Dataset records:
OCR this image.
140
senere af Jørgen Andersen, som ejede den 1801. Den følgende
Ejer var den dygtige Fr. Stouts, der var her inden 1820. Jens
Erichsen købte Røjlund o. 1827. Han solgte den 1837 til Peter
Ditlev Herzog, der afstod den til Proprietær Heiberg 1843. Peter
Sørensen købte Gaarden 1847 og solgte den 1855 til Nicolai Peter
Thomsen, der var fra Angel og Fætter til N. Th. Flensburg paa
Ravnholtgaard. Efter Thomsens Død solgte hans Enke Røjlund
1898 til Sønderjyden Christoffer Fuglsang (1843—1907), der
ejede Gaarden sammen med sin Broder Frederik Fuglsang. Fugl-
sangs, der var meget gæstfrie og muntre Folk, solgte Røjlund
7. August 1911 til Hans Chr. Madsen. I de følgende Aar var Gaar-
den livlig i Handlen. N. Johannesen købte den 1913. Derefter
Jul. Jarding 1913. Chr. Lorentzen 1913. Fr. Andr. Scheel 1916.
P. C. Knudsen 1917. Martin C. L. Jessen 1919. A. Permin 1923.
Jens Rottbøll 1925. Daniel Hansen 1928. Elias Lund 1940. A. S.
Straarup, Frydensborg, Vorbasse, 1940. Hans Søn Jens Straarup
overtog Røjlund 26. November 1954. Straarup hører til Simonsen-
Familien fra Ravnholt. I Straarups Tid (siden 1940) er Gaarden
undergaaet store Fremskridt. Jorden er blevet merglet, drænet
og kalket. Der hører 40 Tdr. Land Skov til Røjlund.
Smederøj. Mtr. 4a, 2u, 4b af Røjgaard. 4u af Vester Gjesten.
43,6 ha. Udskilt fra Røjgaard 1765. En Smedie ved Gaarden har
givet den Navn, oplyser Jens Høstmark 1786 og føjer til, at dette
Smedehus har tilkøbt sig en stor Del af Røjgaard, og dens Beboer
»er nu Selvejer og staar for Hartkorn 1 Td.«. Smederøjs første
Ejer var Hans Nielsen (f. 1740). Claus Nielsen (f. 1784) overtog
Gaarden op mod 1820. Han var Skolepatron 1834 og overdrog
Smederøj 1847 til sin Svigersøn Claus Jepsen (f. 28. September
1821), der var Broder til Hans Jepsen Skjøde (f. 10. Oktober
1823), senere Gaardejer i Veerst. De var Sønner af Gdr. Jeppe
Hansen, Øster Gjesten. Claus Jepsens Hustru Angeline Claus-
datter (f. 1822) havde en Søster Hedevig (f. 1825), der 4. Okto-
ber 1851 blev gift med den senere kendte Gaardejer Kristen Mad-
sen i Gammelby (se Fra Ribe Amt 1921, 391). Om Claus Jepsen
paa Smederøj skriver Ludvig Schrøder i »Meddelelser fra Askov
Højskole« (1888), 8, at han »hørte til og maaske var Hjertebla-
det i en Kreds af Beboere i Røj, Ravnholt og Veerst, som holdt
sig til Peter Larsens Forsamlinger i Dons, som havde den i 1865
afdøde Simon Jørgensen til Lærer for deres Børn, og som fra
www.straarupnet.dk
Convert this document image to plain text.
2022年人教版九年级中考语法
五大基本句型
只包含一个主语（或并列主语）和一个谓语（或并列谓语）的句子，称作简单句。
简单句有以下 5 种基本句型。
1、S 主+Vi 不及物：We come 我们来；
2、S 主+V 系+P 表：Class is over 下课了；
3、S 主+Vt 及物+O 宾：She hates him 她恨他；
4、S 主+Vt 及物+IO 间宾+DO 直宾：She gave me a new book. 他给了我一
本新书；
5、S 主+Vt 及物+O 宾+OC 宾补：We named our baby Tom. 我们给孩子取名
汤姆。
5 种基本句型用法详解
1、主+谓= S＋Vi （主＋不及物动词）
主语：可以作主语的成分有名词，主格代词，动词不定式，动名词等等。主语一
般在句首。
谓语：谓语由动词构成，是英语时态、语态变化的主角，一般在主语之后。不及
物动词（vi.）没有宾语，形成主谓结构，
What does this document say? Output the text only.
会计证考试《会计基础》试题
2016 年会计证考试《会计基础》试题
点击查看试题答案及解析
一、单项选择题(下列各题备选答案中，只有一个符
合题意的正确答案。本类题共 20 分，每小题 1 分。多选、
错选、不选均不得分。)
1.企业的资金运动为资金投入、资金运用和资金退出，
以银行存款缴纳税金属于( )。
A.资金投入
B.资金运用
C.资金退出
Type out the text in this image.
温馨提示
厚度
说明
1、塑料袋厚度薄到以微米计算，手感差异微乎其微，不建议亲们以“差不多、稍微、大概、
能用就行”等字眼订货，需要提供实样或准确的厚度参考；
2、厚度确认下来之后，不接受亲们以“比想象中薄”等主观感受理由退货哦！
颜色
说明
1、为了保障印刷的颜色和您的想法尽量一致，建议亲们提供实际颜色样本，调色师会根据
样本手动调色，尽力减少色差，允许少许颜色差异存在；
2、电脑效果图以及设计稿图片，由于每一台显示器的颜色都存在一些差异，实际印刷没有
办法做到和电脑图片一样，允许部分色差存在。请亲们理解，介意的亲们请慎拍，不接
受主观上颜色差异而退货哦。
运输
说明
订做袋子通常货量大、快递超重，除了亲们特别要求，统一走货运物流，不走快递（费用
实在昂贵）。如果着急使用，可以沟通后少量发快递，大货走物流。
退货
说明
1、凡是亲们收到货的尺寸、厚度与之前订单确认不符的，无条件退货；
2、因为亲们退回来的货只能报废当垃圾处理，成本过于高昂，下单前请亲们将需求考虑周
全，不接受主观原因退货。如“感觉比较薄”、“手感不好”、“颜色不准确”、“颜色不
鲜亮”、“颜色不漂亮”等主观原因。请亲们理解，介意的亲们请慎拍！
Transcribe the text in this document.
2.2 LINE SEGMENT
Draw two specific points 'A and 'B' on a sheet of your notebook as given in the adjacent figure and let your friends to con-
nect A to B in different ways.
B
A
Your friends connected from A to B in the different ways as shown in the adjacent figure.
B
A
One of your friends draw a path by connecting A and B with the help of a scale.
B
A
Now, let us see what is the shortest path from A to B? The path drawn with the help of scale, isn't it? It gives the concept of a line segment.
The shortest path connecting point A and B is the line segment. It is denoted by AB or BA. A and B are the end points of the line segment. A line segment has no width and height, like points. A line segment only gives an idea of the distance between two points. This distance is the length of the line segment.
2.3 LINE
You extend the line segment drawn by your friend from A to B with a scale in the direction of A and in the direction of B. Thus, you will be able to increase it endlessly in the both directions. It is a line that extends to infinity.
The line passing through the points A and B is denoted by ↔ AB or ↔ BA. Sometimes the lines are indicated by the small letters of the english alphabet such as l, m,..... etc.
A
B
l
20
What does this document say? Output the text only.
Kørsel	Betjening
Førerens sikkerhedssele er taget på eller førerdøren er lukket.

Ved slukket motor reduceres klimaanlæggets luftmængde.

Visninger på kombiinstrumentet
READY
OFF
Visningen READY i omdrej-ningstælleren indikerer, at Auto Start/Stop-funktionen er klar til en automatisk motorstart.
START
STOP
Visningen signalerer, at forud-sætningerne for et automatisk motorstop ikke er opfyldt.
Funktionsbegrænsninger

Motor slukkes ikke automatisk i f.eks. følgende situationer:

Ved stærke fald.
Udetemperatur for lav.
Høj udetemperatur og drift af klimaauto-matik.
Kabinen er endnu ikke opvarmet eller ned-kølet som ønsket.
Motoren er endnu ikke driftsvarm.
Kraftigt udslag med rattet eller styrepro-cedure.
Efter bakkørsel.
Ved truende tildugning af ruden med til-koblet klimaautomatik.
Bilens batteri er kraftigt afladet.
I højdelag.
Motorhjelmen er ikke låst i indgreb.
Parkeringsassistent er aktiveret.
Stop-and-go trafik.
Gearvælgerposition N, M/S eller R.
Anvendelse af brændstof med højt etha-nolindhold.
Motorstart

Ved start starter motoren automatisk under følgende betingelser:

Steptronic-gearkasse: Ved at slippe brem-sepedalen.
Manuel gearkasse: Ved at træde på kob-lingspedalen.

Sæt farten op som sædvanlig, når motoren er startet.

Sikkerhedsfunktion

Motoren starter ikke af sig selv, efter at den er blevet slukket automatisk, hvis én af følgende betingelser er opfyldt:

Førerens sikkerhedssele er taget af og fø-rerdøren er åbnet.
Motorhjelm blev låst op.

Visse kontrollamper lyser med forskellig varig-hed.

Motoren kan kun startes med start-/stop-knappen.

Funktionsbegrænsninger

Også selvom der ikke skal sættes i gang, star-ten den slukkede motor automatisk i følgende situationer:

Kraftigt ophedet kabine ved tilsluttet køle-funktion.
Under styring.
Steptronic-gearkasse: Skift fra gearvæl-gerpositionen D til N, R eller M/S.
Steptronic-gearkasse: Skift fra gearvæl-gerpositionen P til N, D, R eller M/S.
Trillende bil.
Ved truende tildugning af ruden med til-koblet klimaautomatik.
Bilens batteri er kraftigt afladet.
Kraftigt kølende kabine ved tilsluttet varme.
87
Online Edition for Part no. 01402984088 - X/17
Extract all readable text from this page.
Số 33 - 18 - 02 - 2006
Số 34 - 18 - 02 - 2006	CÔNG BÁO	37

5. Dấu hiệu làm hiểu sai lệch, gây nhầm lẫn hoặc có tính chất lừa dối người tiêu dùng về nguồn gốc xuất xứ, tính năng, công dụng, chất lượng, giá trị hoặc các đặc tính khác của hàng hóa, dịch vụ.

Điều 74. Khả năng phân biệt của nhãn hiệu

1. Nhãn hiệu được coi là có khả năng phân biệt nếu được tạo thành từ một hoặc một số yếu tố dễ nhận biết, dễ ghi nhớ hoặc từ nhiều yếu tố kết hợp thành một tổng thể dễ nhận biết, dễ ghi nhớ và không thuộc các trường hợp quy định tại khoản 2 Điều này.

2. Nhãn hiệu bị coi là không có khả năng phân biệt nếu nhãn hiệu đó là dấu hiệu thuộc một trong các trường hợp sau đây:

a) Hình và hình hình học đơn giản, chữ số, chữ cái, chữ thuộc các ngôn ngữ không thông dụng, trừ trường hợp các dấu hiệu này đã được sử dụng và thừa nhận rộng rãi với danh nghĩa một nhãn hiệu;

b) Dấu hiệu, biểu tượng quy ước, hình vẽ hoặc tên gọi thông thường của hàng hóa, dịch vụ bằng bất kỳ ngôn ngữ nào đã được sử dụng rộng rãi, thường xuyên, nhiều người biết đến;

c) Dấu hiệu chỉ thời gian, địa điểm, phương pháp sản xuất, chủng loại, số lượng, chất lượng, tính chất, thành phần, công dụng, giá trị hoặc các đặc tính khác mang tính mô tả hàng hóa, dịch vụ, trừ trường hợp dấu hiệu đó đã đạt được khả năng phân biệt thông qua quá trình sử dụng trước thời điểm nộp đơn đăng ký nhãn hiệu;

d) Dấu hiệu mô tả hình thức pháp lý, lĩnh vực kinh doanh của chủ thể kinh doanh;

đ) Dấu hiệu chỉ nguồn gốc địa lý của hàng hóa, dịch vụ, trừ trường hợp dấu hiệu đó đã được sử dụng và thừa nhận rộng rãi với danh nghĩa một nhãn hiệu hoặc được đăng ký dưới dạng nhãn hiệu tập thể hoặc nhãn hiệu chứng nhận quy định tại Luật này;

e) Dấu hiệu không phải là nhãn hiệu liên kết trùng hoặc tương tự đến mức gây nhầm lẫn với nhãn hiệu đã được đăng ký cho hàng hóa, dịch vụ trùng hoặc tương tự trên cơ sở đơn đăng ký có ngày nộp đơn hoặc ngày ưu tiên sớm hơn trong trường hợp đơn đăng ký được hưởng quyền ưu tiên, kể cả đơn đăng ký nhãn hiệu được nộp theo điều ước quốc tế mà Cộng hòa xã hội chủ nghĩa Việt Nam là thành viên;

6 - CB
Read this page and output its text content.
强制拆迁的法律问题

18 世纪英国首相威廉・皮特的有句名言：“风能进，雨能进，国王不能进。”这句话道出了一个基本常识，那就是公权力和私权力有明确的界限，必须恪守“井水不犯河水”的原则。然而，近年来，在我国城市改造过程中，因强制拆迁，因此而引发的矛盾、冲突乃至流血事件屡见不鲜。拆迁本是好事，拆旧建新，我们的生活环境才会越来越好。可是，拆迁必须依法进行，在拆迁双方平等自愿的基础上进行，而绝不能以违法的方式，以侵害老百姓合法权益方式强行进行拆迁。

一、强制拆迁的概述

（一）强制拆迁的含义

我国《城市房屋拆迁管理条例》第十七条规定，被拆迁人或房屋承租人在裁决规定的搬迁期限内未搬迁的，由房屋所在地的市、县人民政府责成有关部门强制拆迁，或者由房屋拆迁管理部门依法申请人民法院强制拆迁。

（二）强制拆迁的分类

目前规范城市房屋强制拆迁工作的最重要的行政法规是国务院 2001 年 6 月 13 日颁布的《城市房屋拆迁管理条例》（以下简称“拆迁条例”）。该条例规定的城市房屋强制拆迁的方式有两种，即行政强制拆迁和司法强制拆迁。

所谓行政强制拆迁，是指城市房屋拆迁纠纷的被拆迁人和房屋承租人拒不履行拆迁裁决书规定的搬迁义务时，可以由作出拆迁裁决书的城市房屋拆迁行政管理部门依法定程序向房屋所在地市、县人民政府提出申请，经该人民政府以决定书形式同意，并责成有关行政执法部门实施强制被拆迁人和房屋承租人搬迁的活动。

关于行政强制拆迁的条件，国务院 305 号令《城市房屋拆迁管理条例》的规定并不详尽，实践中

Given request: Find and copy every line in the entries above where the string "adjacent" occurs.

Worked answer:
Draw two specific points 'A and 'B' on a sheet of your notebook as given in the adjacent figure and let your friends to con-
Your friends connected from A to B in the different ways as shown in the adjacent figure.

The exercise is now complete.